• **Records to use**

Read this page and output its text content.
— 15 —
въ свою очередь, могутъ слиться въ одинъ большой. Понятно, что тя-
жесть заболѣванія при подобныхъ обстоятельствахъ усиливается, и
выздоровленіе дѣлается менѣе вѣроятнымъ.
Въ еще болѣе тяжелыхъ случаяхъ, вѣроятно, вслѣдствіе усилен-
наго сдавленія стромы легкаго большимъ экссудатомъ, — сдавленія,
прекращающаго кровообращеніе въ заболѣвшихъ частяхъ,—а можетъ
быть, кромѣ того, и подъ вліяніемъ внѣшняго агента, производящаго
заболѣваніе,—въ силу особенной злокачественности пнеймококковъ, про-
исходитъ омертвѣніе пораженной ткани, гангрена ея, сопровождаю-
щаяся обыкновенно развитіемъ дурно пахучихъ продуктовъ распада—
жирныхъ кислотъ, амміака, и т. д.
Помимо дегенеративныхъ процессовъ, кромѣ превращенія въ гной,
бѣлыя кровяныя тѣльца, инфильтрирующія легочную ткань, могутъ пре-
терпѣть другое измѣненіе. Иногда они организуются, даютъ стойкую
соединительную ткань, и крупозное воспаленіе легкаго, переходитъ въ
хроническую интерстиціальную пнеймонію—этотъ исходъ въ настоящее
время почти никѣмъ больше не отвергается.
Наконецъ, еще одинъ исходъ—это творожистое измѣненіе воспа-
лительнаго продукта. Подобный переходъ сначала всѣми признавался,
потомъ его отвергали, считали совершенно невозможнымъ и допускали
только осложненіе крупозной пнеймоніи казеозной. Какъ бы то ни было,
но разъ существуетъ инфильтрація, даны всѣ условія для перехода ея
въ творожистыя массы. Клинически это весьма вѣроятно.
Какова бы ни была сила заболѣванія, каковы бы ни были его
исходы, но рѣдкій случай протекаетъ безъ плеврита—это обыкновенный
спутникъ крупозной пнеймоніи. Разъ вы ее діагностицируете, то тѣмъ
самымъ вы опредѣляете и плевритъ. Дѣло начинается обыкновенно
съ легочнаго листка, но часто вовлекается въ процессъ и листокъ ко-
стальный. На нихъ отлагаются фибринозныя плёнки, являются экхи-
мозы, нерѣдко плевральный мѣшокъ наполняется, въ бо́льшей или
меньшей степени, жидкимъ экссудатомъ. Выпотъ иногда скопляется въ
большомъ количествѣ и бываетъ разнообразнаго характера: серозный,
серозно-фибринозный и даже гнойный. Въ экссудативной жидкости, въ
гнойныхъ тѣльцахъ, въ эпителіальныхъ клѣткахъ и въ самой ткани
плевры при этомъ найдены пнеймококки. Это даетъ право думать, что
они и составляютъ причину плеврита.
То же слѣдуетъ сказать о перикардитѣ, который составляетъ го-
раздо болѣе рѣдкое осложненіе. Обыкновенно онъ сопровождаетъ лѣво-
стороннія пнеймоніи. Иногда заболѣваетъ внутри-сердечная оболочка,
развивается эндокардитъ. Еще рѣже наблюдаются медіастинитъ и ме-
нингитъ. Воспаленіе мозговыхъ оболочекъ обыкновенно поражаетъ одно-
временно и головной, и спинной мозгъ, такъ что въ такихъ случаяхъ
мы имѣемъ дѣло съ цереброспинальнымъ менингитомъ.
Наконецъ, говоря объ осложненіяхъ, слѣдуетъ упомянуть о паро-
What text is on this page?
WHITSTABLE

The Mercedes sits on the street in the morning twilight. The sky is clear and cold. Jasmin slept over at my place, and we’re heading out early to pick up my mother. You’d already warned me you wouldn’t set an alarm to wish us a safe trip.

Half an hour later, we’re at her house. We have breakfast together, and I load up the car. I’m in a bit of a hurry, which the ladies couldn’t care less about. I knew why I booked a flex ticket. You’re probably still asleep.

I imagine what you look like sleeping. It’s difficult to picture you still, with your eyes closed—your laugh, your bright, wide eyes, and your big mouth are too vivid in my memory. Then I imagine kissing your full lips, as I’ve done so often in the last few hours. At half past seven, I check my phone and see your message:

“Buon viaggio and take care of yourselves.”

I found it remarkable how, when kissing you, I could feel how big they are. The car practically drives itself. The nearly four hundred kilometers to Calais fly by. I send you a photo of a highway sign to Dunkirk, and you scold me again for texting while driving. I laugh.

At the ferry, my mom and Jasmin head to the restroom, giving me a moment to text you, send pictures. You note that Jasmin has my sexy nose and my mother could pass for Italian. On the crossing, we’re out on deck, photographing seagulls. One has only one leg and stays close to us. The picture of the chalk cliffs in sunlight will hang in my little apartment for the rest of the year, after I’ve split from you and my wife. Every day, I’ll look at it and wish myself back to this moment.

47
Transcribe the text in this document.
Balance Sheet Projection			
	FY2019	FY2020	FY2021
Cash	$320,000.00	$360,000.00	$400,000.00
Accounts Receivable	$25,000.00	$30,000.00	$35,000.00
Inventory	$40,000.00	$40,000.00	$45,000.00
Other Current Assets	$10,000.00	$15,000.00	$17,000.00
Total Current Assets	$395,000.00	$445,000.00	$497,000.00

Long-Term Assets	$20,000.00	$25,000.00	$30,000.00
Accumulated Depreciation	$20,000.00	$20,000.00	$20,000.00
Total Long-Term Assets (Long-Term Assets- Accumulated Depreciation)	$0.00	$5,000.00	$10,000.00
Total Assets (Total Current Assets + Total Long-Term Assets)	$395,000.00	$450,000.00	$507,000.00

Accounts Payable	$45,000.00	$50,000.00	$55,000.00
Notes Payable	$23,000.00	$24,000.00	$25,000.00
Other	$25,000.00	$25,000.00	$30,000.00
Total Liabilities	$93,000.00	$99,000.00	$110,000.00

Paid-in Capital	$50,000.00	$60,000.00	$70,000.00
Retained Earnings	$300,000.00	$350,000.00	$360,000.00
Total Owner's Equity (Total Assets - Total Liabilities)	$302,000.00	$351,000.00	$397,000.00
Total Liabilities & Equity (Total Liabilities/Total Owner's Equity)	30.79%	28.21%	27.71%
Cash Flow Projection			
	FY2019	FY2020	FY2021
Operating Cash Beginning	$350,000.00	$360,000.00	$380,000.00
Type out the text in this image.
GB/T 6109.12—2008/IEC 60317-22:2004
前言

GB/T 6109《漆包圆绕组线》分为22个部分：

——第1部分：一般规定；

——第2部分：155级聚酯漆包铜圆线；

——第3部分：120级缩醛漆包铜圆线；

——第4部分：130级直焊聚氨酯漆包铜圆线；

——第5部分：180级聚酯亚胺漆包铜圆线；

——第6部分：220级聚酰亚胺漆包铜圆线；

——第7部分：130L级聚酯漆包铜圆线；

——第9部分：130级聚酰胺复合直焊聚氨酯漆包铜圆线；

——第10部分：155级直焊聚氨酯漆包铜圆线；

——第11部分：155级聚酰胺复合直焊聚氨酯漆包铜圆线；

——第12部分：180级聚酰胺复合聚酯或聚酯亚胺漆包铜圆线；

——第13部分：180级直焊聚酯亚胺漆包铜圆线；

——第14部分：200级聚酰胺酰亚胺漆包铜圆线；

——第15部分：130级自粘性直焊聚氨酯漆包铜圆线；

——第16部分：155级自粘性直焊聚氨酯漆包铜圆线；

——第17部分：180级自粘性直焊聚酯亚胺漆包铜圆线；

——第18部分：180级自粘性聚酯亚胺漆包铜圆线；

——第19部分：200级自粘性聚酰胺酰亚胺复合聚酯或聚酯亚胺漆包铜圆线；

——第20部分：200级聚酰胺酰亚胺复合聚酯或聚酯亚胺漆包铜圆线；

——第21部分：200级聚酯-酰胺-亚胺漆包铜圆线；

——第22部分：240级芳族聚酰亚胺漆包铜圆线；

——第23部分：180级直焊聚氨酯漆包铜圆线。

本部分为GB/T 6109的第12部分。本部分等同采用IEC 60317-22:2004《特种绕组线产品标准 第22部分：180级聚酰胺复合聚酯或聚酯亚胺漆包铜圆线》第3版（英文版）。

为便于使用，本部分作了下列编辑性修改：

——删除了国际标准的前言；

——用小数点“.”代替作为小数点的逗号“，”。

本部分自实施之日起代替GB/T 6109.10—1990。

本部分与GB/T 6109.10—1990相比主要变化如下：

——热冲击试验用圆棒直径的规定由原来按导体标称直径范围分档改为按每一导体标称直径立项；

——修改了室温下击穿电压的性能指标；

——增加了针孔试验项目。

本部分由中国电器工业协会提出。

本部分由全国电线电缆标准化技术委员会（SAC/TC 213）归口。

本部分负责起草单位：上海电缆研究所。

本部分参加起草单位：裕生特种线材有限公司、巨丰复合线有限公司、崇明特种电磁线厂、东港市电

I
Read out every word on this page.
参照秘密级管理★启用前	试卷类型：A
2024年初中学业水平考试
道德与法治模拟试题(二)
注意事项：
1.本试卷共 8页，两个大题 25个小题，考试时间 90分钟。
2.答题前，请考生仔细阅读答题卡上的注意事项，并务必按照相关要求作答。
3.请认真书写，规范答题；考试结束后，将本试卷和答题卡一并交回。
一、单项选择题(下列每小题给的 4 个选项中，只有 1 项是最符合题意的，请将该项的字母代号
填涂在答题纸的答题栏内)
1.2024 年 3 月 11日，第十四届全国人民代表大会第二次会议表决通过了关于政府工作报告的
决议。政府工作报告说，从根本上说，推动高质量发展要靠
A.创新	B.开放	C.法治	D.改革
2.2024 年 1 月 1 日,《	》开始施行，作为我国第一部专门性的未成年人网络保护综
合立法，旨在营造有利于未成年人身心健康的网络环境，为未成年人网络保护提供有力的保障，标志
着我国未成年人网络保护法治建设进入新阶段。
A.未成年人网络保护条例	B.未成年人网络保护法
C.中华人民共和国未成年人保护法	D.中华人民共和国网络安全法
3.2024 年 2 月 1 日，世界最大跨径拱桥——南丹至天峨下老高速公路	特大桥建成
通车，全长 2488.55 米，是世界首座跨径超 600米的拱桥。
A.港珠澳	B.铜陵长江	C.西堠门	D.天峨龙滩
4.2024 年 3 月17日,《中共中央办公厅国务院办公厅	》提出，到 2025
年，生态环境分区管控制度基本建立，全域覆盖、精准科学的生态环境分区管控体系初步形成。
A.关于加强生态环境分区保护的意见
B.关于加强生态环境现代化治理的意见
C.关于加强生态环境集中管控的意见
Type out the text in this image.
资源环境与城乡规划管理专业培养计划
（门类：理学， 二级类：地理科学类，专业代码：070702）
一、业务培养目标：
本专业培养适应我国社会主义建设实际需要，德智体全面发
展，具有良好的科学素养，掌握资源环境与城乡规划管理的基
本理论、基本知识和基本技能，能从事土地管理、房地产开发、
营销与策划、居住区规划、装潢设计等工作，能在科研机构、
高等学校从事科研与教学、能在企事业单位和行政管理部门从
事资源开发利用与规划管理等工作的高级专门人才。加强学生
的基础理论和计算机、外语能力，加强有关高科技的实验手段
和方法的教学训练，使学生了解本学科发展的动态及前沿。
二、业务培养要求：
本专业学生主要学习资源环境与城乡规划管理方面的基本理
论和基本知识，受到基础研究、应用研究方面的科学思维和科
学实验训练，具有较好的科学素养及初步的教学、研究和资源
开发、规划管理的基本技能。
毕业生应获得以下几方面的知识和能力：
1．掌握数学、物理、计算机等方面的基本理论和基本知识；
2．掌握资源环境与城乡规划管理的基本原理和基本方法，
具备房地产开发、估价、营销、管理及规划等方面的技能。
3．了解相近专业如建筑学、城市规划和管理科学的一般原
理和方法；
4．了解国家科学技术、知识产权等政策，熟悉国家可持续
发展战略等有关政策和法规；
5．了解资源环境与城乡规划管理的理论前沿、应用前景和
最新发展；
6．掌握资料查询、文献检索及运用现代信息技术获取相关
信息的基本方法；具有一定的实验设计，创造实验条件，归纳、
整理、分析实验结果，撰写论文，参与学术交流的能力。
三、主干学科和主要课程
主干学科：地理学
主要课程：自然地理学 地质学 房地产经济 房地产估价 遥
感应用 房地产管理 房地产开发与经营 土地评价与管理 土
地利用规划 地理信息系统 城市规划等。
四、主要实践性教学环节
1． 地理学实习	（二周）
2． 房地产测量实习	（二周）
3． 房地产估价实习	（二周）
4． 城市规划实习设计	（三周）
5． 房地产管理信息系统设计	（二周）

• **Problem to work on**
Gather each line of the listing that holds the string "Current".

• **Task output**
Other Current Assets	$10,000.00	$15,000.00	$17,000.00
Total Current Assets	$395,000.00	$445,000.00	$497,000.00
Total Assets (Total Current Assets + Total Long-Term Assets)	$395,000.00	$450,000.00	$507,000.00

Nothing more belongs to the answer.